# To do
Copy the records below exactly, leaving out any pictures.

-- start of Excerpted data --

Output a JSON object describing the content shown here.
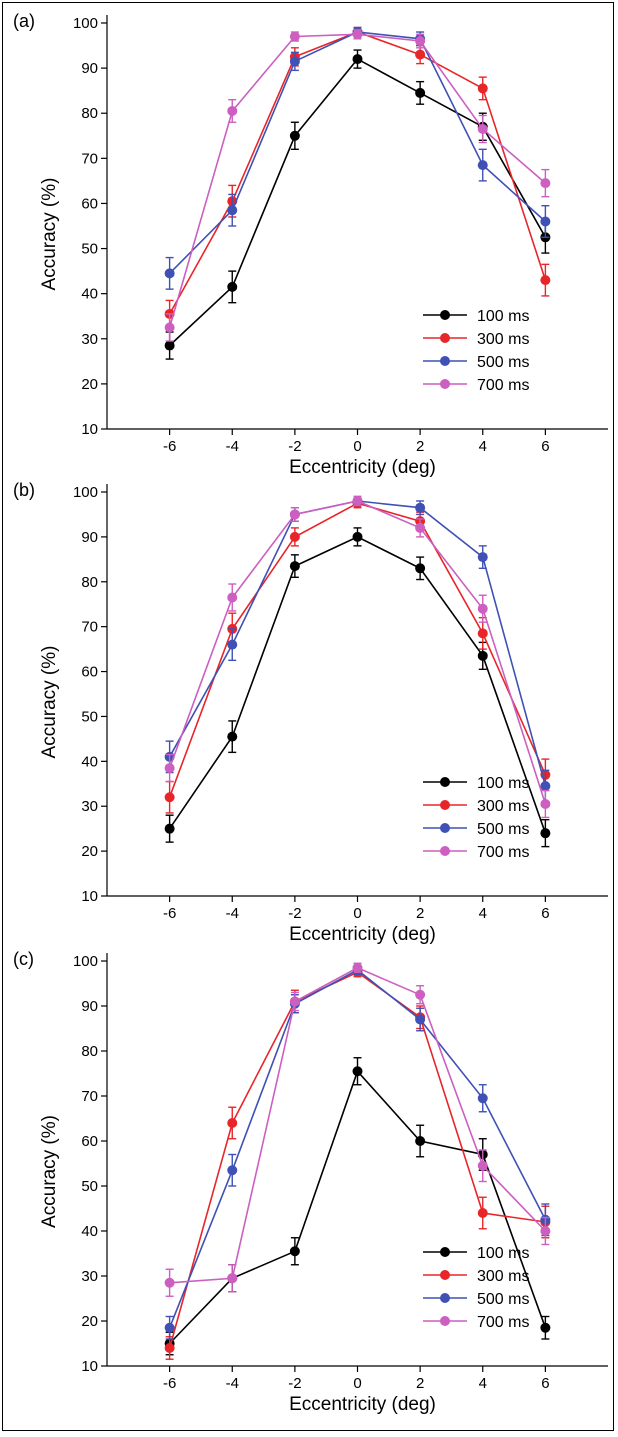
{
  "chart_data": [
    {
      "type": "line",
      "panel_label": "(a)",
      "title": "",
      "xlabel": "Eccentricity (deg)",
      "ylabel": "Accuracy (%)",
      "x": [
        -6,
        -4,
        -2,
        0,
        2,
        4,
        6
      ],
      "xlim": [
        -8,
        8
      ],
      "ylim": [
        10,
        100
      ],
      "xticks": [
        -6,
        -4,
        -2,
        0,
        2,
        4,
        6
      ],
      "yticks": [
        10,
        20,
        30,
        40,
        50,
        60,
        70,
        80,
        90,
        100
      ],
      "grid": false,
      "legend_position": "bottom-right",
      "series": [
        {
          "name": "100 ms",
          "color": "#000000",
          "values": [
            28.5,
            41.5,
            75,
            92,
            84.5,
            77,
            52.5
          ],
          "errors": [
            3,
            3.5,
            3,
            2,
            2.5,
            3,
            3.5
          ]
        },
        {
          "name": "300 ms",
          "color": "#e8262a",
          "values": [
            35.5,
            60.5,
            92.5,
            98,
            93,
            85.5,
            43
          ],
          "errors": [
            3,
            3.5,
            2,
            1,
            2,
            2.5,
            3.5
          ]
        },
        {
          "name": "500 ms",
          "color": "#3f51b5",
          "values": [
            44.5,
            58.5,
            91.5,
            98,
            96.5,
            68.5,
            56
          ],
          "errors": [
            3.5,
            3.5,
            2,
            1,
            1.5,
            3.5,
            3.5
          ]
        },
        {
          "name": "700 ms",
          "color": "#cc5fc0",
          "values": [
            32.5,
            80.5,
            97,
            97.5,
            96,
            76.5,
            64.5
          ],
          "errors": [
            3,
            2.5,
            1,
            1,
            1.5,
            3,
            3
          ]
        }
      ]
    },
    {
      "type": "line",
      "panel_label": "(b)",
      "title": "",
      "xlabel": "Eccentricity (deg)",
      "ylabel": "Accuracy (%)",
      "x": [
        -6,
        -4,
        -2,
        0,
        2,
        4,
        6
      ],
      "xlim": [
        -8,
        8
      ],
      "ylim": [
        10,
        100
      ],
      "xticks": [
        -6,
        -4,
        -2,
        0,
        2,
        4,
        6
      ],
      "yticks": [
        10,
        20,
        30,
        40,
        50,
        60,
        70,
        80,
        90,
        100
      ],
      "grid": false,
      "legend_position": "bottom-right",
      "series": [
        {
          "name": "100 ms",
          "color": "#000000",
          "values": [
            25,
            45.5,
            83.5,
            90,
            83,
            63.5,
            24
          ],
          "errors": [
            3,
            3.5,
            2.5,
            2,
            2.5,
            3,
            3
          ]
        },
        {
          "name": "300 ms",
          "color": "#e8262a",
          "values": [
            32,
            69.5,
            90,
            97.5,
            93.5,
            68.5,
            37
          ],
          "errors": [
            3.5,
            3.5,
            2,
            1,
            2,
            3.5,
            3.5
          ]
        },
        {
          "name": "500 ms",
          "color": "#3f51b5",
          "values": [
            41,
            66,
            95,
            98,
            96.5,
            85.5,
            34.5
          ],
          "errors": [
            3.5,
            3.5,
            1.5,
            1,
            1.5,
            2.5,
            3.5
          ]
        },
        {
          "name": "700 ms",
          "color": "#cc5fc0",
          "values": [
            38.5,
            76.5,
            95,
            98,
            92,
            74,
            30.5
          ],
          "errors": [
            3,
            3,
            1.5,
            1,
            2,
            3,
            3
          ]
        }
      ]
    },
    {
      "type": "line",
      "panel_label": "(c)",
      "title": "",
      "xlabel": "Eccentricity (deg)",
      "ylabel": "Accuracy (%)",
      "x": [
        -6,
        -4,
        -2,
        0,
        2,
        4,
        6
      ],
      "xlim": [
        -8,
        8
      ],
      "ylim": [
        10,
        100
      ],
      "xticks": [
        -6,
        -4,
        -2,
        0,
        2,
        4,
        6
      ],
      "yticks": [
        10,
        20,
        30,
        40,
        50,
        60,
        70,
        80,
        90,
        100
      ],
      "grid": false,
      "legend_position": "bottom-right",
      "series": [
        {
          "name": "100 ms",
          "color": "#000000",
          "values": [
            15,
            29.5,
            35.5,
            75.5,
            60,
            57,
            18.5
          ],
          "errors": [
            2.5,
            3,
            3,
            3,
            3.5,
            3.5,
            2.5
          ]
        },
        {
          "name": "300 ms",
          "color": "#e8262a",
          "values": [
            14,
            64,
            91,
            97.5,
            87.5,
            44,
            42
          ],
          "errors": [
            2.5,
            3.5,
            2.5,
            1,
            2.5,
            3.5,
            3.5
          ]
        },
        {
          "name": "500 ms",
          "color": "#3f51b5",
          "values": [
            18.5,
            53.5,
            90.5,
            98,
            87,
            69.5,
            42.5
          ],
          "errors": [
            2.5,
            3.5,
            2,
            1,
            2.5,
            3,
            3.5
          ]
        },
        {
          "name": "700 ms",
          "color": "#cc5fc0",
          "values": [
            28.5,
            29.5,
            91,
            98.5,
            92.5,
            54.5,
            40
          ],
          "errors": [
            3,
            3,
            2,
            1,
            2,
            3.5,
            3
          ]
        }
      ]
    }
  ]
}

-- end of Excerpted data --

# Response to this task
Output a JSON object describing the content shown here.
{
  "chart_data": [
    {
      "type": "line",
      "panel_label": "(a)",
      "title": "",
      "xlabel": "Eccentricity (deg)",
      "ylabel": "Accuracy (%)",
      "x": [
        -6,
        -4,
        -2,
        0,
        2,
        4,
        6
      ],
      "xlim": [
        -8,
        8
      ],
      "ylim": [
        10,
        100
      ],
      "xticks": [
        -6,
        -4,
        -2,
        0,
        2,
        4,
        6
      ],
      "yticks": [
        10,
        20,
        30,
        40,
        50,
        60,
        70,
        80,
        90,
        100
      ],
      "grid": false,
      "legend_position": "bottom-right",
      "series": [
        {
          "name": "100 ms",
          "color": "#000000",
          "values": [
            28.5,
            41.5,
            75,
            92,
            84.5,
            77,
            52.5
          ],
          "errors": [
            3,
            3.5,
            3,
            2,
            2.5,
            3,
            3.5
          ]
        },
        {
          "name": "300 ms",
          "color": "#e8262a",
          "values": [
            35.5,
            60.5,
            92.5,
            98,
            93,
            85.5,
            43
          ],
          "errors": [
            3,
            3.5,
            2,
            1,
            2,
            2.5,
            3.5
          ]
        },
        {
          "name": "500 ms",
          "color": "#3f51b5",
          "values": [
            44.5,
            58.5,
            91.5,
            98,
            96.5,
            68.5,
            56
          ],
          "errors": [
            3.5,
            3.5,
            2,
            1,
            1.5,
            3.5,
            3.5
          ]
        },
        {
          "name": "700 ms",
          "color": "#cc5fc0",
          "values": [
            32.5,
            80.5,
            97,
            97.5,
            96,
            76.5,
            64.5
          ],
          "errors": [
            3,
            2.5,
            1,
            1,
            1.5,
            3,
            3
          ]
        }
      ]
    },
    {
      "type": "line",
      "panel_label": "(b)",
      "title": "",
      "xlabel": "Eccentricity (deg)",
      "ylabel": "Accuracy (%)",
      "x": [
        -6,
        -4,
        -2,
        0,
        2,
        4,
        6
      ],
      "xlim": [
        -8,
        8
      ],
      "ylim": [
        10,
        100
      ],
      "xticks": [
        -6,
        -4,
        -2,
        0,
        2,
        4,
        6
      ],
      "yticks": [
        10,
        20,
        30,
        40,
        50,
        60,
        70,
        80,
        90,
        100
      ],
      "grid": false,
      "legend_position": "bottom-right",
      "series": [
        {
          "name": "100 ms",
          "color": "#000000",
          "values": [
            25,
            45.5,
            83.5,
            90,
            83,
            63.5,
            24
          ],
          "errors": [
            3,
            3.5,
            2.5,
            2,
            2.5,
            3,
            3
          ]
        },
        {
          "name": "300 ms",
          "color": "#e8262a",
          "values": [
            32,
            69.5,
            90,
            97.5,
            93.5,
            68.5,
            37
          ],
          "errors": [
            3.5,
            3.5,
            2,
            1,
            2,
            3.5,
            3.5
          ]
        },
        {
          "name": "500 ms",
          "color": "#3f51b5",
          "values": [
            41,
            66,
            95,
            98,
            96.5,
            85.5,
            34.5
          ],
          "errors": [
            3.5,
            3.5,
            1.5,
            1,
            1.5,
            2.5,
            3.5
          ]
        },
        {
          "name": "700 ms",
          "color": "#cc5fc0",
          "values": [
            38.5,
            76.5,
            95,
            98,
            92,
            74,
            30.5
          ],
          "errors": [
            3,
            3,
            1.5,
            1,
            2,
            3,
            3
          ]
        }
      ]
    },
    {
      "type": "line",
      "panel_label": "(c)",
      "title": "",
      "xlabel": "Eccentricity (deg)",
      "ylabel": "Accuracy (%)",
      "x": [
        -6,
        -4,
        -2,
        0,
        2,
        4,
        6
      ],
      "xlim": [
        -8,
        8
      ],
      "ylim": [
        10,
        100
      ],
      "xticks": [
        -6,
        -4,
        -2,
        0,
        2,
        4,
        6
      ],
      "yticks": [
        10,
        20,
        30,
        40,
        50,
        60,
        70,
        80,
        90,
        100
      ],
      "grid": false,
      "legend_position": "bottom-right",
      "series": [
        {
          "name": "100 ms",
          "color": "#000000",
          "values": [
            15,
            29.5,
            35.5,
            75.5,
            60,
            57,
            18.5
          ],
          "errors": [
            2.5,
            3,
            3,
            3,
            3.5,
            3.5,
            2.5
          ]
        },
        {
          "name": "300 ms",
          "color": "#e8262a",
          "values": [
            14,
            64,
            91,
            97.5,
            87.5,
            44,
            42
          ],
          "errors": [
            2.5,
            3.5,
            2.5,
            1,
            2.5,
            3.5,
            3.5
          ]
        },
        {
          "name": "500 ms",
          "color": "#3f51b5",
          "values": [
            18.5,
            53.5,
            90.5,
            98,
            87,
            69.5,
            42.5
          ],
          "errors": [
            2.5,
            3.5,
            2,
            1,
            2.5,
            3,
            3.5
          ]
        },
        {
          "name": "700 ms",
          "color": "#cc5fc0",
          "values": [
            28.5,
            29.5,
            91,
            98.5,
            92.5,
            54.5,
            40
          ],
          "errors": [
            3,
            3,
            2,
            1,
            2,
            3.5,
            3
          ]
        }
      ]
    }
  ]
}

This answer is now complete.